* _The problem_
Skip all pictures. Set down only the lines starting at the line containing "Parse this screenshot: output" and running to the end of the listing.

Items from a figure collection
--------------------------------------------------

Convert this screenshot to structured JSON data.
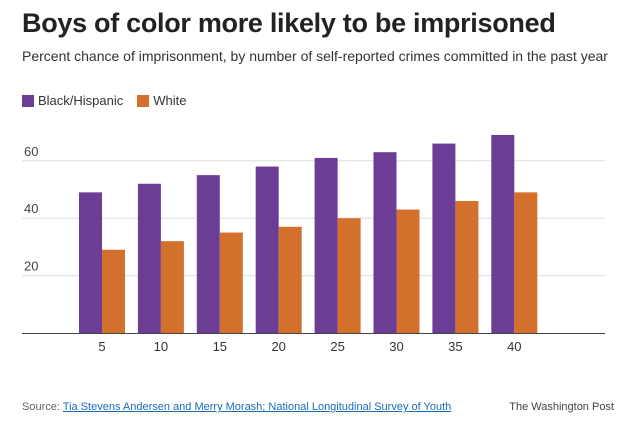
{
  "header": {
    "title": "Boys of color more likely to be imprisoned",
    "subtitle": "Percent chance of imprisonment, by number of self-reported crimes committed in the past year"
  },
  "colors": {
    "black_hispanic": "#6b3d94",
    "white": "#d3702b",
    "grid": "#dddddd",
    "axis": "#444444"
  },
  "chart_data": {
    "type": "bar",
    "title": "Boys of color more likely to be imprisoned",
    "subtitle": "Percent chance of imprisonment, by number of self-reported crimes committed in the past year",
    "categories": [
      "5",
      "10",
      "15",
      "20",
      "25",
      "30",
      "35",
      "40"
    ],
    "series": [
      {
        "name": "Black/Hispanic",
        "values": [
          49,
          52,
          55,
          58,
          61,
          63,
          66,
          69
        ]
      },
      {
        "name": "White",
        "values": [
          29,
          32,
          35,
          37,
          40,
          43,
          46,
          49
        ]
      }
    ],
    "xlabel": "",
    "ylabel": "",
    "ylim": [
      0,
      70
    ],
    "yticks": [
      20,
      40,
      60
    ],
    "grid": true,
    "legend": "top-left"
  },
  "footer": {
    "source_prefix": "Source: ",
    "source_link": "Tia Stevens Andersen and Merry Morash; National Longitudinal Survey of Youth",
    "brand": "The Washington Post"
  }
}
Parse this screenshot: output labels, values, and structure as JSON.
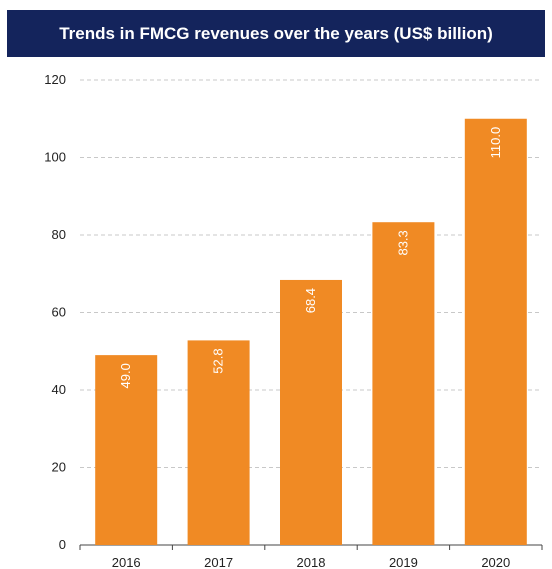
{
  "title": "Trends in FMCG revenues over the years (US$ billion)",
  "colors": {
    "bar": "#f08a24",
    "title_bg": "#14245c",
    "grid": "#c8c8c8"
  },
  "chart_data": {
    "type": "bar",
    "title": "Trends in FMCG revenues over the years (US$ billion)",
    "categories": [
      "2016",
      "2017",
      "2018",
      "2019",
      "2020"
    ],
    "values": [
      49.0,
      52.8,
      68.4,
      83.3,
      110.0
    ],
    "value_labels": [
      "49.0",
      "52.8",
      "68.4",
      "83.3",
      "110.0"
    ],
    "ylim": [
      0,
      120
    ],
    "yticks": [
      "0",
      "20",
      "40",
      "60",
      "80",
      "100",
      "120"
    ],
    "xlabel": "",
    "ylabel": "",
    "grid": true,
    "legend": "none"
  }
}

--------------------------------------------------

* _The reply_
Parse this screenshot: output labels, values, and structure as JSON.
{
  "title": "Trends in FMCG revenues over the years (US$ billion)",
  "colors": {
    "bar": "#f08a24",
    "title_bg": "#14245c",
    "grid": "#c8c8c8"
  },
  "chart_data": {
    "type": "bar",
    "title": "Trends in FMCG revenues over the years (US$ billion)",
    "categories": [
      "2016",
      "2017",
      "2018",
      "2019",
      "2020"
    ],
    "values": [
      49.0,
      52.8,
      68.4,
      83.3,
      110.0
    ],
    "value_labels": [
      "49.0",
      "52.8",
      "68.4",
      "83.3",
      "110.0"
    ],
    "ylim": [
      0,
      120
    ],
    "yticks": [
      "0",
      "20",
      "40",
      "60",
      "80",
      "100",
      "120"
    ],
    "xlabel": "",
    "ylabel": "",
    "grid": true,
    "legend": "none"
  }
}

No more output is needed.